**Task requirements:** Note how many lines include the word "итальянских", and give that number by itself.

**Records to process:**
━━━━━━━━━━━━━━━━
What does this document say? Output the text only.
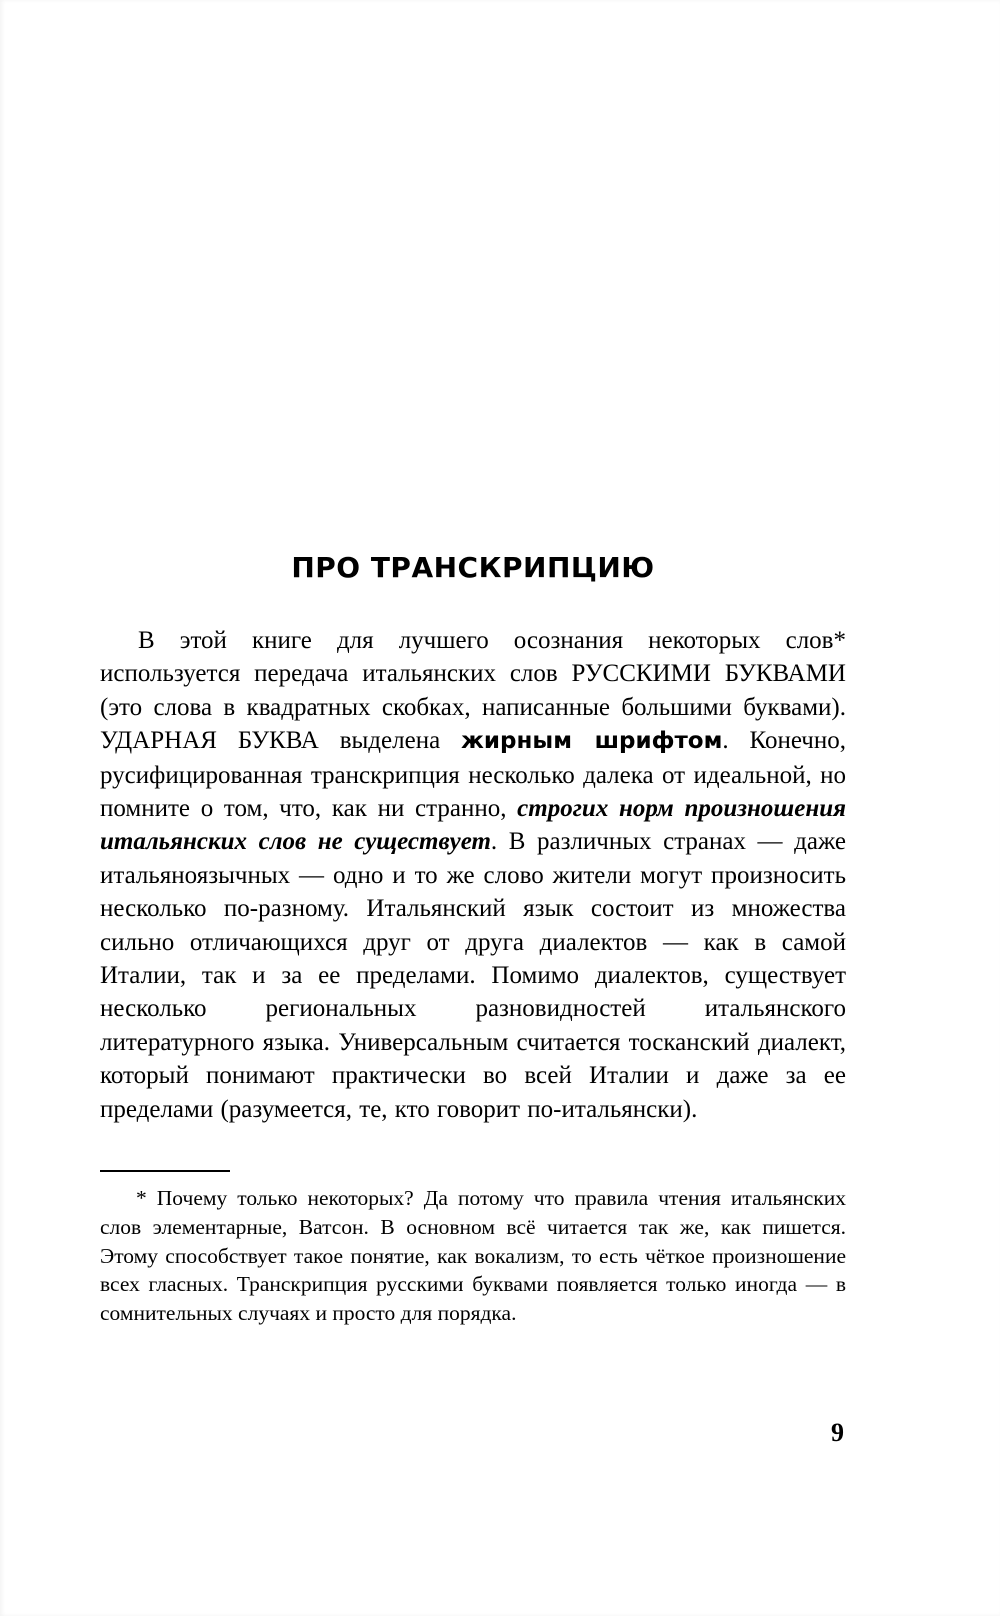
ПРО ТРАНСКРИПЦИЮ

В этой книге для лучшего осознания некоторых слов* используется передача итальянских слов РУССКИМИ БУКВАМИ (это слова в квадратных скобках, написанные большими буквами). УДАРНАЯ БУКВА выделена жирным шрифтом. Конечно, русифицированная транскрипция несколько далека от идеальной, но помните о том, что, как ни странно, строгих норм произношения итальянских слов не существует. В различных странах — даже итальяноязычных — одно и то же слово жители могут произносить несколько по-разному. Итальянский язык состоит из множества сильно отличающихся друг от друга диалектов — как в самой Италии, так и за ее пределами. Помимо диалектов, существует несколько региональных разновидностей итальянского литературного языка. Универсальным считается тосканский диалект, который понимают практически во всей Италии и даже за ее пределами (разумеется, те, кто говорит по-итальянски).

* Почему только некоторых? Да потому что правила чтения итальянских слов элементарные, Ватсон. В основном всё читается так же, как пишется. Этому способствует такое понятие, как вокализм, то есть чёткое произношение всех гласных. Транскрипция русскими буквами появляется только иногда — в сомнительных случаях и просто для порядка.

9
━━━━━━━━━━━━━━━━
**Expected answer:** 2